Dataset rows:
%%
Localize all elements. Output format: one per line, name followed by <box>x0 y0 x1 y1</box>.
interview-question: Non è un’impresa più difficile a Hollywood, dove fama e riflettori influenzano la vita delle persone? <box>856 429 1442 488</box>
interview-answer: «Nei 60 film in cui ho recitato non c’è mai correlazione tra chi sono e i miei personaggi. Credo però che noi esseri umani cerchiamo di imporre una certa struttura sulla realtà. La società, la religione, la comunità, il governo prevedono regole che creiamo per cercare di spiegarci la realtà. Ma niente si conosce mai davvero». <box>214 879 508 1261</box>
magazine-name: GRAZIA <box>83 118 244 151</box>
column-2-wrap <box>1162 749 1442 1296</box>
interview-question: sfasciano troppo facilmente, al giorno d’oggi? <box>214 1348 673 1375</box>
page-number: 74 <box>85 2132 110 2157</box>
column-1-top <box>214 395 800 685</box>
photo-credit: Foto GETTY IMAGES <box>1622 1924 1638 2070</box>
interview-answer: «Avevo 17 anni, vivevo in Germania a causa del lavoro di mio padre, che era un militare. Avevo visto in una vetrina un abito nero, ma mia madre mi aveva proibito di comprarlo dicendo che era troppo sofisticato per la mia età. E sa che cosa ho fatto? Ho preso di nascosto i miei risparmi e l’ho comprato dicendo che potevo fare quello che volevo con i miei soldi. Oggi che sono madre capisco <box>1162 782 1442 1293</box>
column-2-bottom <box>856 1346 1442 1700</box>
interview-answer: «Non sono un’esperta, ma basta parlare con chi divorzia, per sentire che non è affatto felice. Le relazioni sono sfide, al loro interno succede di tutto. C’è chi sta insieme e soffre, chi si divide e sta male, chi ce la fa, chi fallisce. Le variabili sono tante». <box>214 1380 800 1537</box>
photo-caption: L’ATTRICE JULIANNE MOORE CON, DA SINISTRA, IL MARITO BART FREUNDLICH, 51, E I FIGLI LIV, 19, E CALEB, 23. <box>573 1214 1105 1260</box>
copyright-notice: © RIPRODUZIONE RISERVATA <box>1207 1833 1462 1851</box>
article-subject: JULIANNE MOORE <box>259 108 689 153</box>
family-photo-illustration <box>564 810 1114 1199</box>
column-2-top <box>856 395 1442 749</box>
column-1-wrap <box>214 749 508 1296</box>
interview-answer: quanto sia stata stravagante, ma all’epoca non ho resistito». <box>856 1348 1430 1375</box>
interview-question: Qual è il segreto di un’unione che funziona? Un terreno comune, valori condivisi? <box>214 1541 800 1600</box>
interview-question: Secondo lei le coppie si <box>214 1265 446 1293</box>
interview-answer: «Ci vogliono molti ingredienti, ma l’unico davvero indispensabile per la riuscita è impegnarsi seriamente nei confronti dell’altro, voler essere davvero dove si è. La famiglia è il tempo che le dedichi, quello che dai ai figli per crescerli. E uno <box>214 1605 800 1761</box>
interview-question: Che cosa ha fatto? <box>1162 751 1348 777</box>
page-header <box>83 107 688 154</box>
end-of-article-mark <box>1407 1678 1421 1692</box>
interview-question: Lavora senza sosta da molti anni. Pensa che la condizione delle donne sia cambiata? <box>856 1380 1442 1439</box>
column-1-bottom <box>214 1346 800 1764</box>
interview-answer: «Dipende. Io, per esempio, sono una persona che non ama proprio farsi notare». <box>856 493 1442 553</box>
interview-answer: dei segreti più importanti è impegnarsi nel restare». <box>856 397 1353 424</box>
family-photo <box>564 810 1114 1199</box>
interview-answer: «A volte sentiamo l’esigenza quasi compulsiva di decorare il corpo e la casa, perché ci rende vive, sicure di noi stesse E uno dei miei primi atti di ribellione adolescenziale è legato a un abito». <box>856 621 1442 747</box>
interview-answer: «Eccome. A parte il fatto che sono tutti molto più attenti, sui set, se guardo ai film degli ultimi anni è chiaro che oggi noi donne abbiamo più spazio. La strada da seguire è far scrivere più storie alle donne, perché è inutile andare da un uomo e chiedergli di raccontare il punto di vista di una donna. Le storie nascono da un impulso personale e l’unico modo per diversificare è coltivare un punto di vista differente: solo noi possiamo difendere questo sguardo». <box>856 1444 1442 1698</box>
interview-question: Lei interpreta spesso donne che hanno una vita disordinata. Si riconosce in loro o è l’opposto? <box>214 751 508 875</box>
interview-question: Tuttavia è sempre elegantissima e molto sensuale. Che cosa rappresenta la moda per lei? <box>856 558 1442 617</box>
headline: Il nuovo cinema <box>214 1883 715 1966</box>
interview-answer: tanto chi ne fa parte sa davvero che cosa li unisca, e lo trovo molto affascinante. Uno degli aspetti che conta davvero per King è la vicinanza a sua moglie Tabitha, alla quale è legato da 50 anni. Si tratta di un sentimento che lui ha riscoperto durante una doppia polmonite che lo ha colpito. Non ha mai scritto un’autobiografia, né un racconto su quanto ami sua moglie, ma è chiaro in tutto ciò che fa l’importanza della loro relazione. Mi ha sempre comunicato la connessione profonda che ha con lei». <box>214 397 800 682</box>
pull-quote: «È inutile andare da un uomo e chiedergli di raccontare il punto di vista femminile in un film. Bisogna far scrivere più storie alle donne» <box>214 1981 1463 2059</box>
%%
Put the material from its first line through the line containing "magazine-name: GRAZIA <box>83", both included, into a Markdown table with the columns Number and Text. Give each line its own numbered row and skip any blank lines.

Task answer:
| Number | Text |
|---|---|
| 1 | Localize all elements. Output format: one per line, name followed by <box>x0 y0 x1 y1</box>. |
| 2 | interview-question: Non è un’impresa più difficile a Hollywood, dove fama e riflettori influenzano la vita delle persone? <box>856 429 1442 488</box> |
| 3 | interview-answer: «Nei 60 film in cui ho recitato non c’è mai correlazione tra chi sono e i miei personaggi. Credo però che noi esseri umani cerchiamo di imporre una certa struttura sulla realtà. La società, la religione, la comunità, il governo prevedono regole che creiamo per cercare di spiegarci la realtà. Ma niente si conosce mai davvero». <box>214 879 508 1261</box> |
| 4 | magazine-name: GRAZIA <box>83 118 244 151</box> |